**Stated exercise:** Copy the records below exactly, omitting any pictures they contain.

Dataset items:
* begin *
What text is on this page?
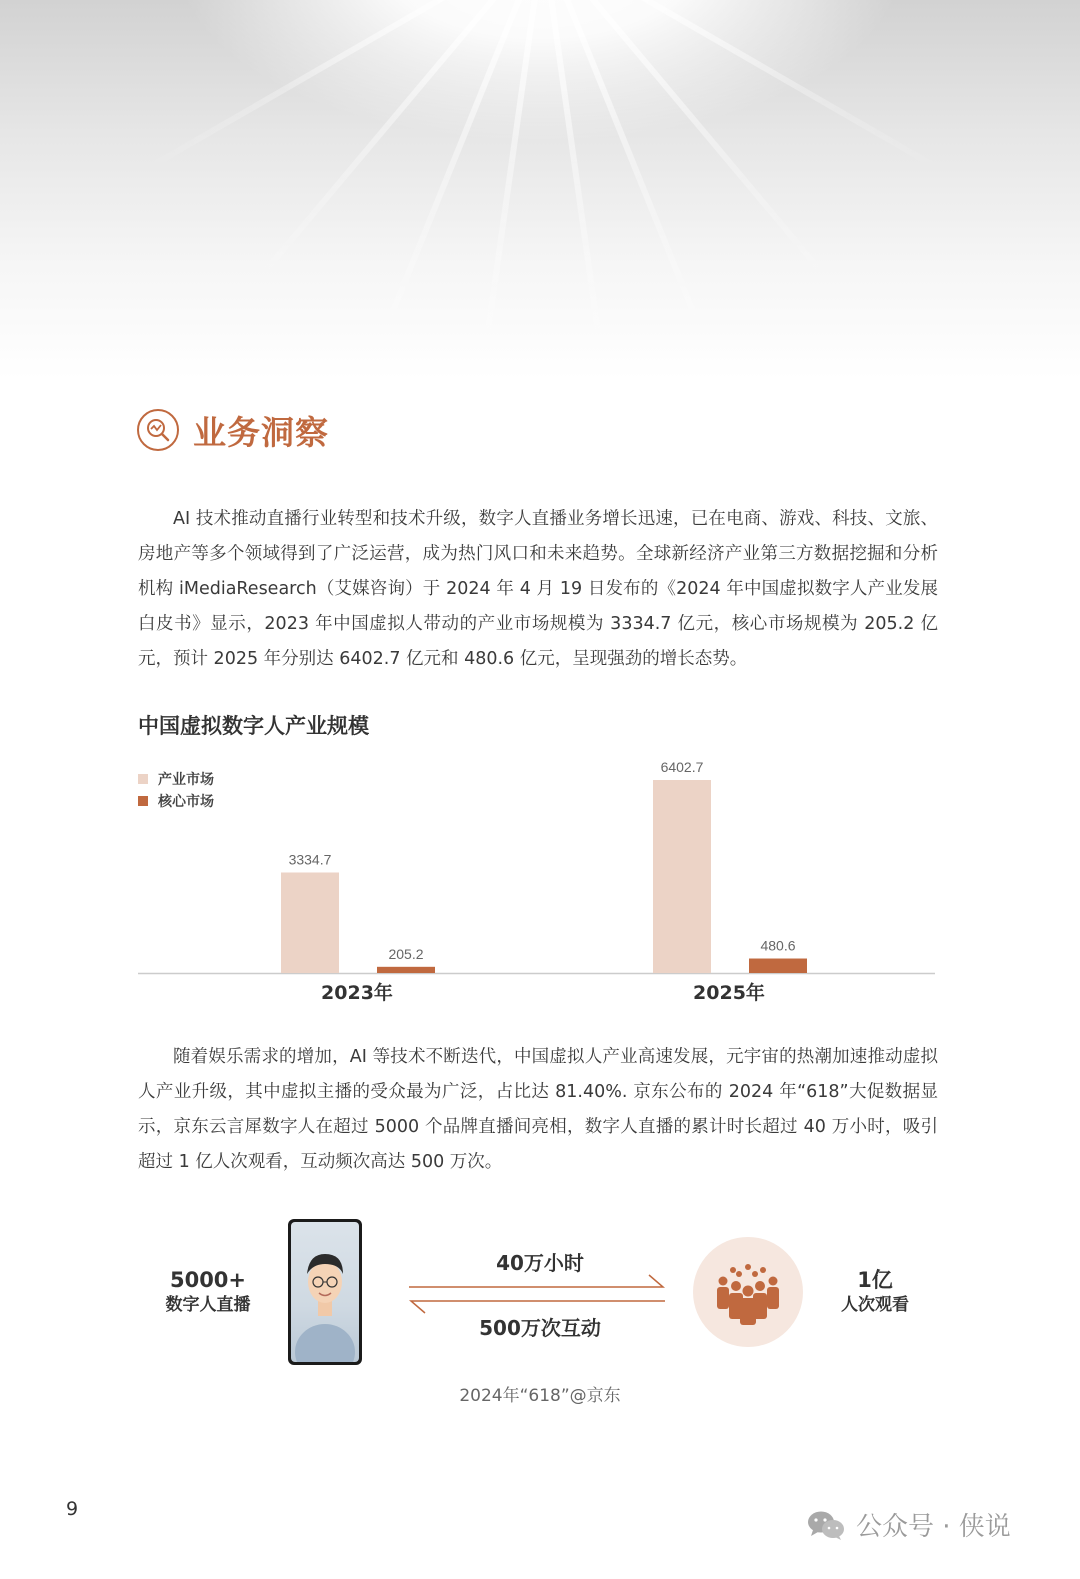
业务洞察

AI 技术推动直播行业转型和技术升级，数字人直播业务增长迅速，已在电商、游戏、科技、文旅、房地产等多个领域得到了广泛运营，成为热门风口和未来趋势。全球新经济产业第三方数据挖掘和分析机构 iMediaResearch（艾媒咨询）于 2024 年 4 月 19 日发布的《2024 年中国虚拟数字人产业发展白皮书》显示，2023 年中国虚拟人带动的产业市场规模为 3334.7 亿元，核心市场规模为 205.2 亿元，预计 2025 年分别达 6402.7 亿元和 480.6 亿元，呈现强劲的增长态势。

中国虚拟数字人产业规模
产业市场
核心市场
3334.7
6402.7
205.2
480.6
2023年	2025年

随着娱乐需求的增加，AI 等技术不断迭代，中国虚拟人产业高速发展，元宇宙的热潮加速推动虚拟人产业升级，其中虚拟主播的受众最为广泛，占比达 81.40%. 京东公布的 2024 年“618”大促数据显示，京东云言犀数字人在超过 5000 个品牌直播间亮相，数字人直播的累计时长超过 40 万小时，吸引超过 1 亿人次观看，互动频次高达 500 万次。

5000+
数字人直播
40万小时
500万次互动
1亿
人次观看
2024年“618”@京东
9
公众号 · 侠说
* end *
**The completed task:**
What text is on this page?
业务洞察

AI 技术推动直播行业转型和技术升级，数字人直播业务增长迅速，已在电商、游戏、科技、文旅、房地产等多个领域得到了广泛运营，成为热门风口和未来趋势。全球新经济产业第三方数据挖掘和分析机构 iMediaResearch（艾媒咨询）于 2024 年 4 月 19 日发布的《2024 年中国虚拟数字人产业发展白皮书》显示，2023 年中国虚拟人带动的产业市场规模为 3334.7 亿元，核心市场规模为 205.2 亿元，预计 2025 年分别达 6402.7 亿元和 480.6 亿元，呈现强劲的增长态势。

中国虚拟数字人产业规模
产业市场
核心市场
3334.7
6402.7
205.2
480.6
2023年	2025年

随着娱乐需求的增加，AI 等技术不断迭代，中国虚拟人产业高速发展，元宇宙的热潮加速推动虚拟人产业升级，其中虚拟主播的受众最为广泛，占比达 81.40%. 京东公布的 2024 年“618”大促数据显示，京东云言犀数字人在超过 5000 个品牌直播间亮相，数字人直播的累计时长超过 40 万小时，吸引超过 1 亿人次观看，互动频次高达 500 万次。

5000+
数字人直播
40万小时
500万次互动
1亿
人次观看
2024年“618”@京东
9
公众号 · 侠说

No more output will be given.